Layout dataset entries

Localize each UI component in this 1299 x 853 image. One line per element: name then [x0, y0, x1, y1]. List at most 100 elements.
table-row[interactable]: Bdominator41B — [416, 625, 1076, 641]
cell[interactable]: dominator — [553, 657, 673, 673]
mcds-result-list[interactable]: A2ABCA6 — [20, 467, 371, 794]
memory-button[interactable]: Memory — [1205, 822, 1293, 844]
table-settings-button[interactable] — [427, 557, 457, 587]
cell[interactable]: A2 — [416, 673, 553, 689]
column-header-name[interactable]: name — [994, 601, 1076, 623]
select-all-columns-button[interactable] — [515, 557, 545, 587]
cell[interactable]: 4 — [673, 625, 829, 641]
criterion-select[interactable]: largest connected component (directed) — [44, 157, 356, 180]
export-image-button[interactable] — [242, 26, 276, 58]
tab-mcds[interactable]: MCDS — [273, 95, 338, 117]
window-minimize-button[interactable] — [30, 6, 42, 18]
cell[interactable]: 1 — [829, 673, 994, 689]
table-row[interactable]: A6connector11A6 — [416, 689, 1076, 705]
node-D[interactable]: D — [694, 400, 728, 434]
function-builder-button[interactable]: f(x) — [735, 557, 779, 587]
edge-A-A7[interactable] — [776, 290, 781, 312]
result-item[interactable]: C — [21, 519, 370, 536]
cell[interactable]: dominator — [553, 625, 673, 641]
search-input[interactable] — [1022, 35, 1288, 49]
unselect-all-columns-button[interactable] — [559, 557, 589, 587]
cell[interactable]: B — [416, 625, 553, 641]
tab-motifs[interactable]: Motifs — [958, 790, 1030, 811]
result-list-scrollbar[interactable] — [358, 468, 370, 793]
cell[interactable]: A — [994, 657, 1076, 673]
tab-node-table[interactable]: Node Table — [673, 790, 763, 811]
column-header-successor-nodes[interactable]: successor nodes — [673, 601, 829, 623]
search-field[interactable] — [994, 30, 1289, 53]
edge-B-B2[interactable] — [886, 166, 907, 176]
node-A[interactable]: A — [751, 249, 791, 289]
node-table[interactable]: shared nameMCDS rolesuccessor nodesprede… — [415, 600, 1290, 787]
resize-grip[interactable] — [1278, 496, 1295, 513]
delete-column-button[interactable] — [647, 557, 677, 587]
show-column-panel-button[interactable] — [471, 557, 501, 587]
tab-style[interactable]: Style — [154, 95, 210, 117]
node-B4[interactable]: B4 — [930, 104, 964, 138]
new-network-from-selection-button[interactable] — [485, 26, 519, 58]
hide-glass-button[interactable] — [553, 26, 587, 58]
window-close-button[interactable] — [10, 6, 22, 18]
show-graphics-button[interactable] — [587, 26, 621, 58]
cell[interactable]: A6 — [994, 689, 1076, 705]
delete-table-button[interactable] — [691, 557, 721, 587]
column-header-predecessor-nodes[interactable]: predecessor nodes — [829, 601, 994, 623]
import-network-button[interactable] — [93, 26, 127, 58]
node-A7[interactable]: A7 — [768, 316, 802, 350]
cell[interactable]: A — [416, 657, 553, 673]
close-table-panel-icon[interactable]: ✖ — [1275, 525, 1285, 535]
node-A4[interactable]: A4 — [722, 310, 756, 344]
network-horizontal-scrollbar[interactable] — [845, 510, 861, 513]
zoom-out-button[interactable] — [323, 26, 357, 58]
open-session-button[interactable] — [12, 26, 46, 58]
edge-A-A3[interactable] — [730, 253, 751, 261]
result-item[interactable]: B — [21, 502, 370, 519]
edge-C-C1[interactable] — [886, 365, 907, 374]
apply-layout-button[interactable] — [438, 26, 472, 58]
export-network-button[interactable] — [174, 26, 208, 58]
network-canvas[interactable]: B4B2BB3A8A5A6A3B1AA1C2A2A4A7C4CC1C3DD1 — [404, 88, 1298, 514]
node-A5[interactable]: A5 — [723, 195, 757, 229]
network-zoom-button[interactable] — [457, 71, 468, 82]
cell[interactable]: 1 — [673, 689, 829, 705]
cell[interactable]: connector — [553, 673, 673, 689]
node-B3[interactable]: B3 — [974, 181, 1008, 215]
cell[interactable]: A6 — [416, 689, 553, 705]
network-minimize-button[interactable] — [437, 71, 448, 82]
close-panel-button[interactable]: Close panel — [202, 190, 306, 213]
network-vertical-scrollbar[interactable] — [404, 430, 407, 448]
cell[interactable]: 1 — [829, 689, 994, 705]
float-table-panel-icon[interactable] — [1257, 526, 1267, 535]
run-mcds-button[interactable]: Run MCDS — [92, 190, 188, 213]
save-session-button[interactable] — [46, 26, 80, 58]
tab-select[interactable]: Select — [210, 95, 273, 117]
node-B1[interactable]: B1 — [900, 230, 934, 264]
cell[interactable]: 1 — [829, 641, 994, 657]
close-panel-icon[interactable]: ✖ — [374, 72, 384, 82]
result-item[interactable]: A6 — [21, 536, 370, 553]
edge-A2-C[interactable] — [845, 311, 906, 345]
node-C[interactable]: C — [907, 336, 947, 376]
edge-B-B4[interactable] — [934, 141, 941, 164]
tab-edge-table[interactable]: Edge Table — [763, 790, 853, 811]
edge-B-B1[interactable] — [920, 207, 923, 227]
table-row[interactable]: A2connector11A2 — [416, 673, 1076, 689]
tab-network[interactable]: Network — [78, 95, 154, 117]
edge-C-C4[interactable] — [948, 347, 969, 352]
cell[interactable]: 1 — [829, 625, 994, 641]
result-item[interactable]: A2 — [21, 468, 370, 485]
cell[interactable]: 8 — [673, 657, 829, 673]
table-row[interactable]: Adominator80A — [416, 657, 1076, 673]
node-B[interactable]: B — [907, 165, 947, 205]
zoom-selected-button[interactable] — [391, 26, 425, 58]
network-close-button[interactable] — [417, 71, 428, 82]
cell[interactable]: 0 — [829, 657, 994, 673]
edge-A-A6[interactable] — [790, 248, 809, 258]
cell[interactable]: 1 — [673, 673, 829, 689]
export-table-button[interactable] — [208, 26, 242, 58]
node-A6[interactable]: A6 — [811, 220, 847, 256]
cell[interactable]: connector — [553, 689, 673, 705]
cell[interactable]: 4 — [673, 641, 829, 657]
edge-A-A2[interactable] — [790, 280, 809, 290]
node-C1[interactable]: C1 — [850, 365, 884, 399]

Required work
Starting at the first line of the records and ending at the line containing "select-all-columns-button[interactable] — [515, 557, 545, 587]", rewrite those lines with "component" swapped for "widget" and everything else left untouched.

Answer to this problem
Localize each UI widget in this 1299 x 853 image. One line per element: name then [x0, y0, x1, y1]. List at most 100 elements.
table-row[interactable]: Bdominator41B — [416, 625, 1076, 641]
cell[interactable]: dominator — [553, 657, 673, 673]
mcds-result-list[interactable]: A2ABCA6 — [20, 467, 371, 794]
memory-button[interactable]: Memory — [1205, 822, 1293, 844]
table-settings-button[interactable] — [427, 557, 457, 587]
cell[interactable]: A2 — [416, 673, 553, 689]
column-header-name[interactable]: name — [994, 601, 1076, 623]
select-all-columns-button[interactable] — [515, 557, 545, 587]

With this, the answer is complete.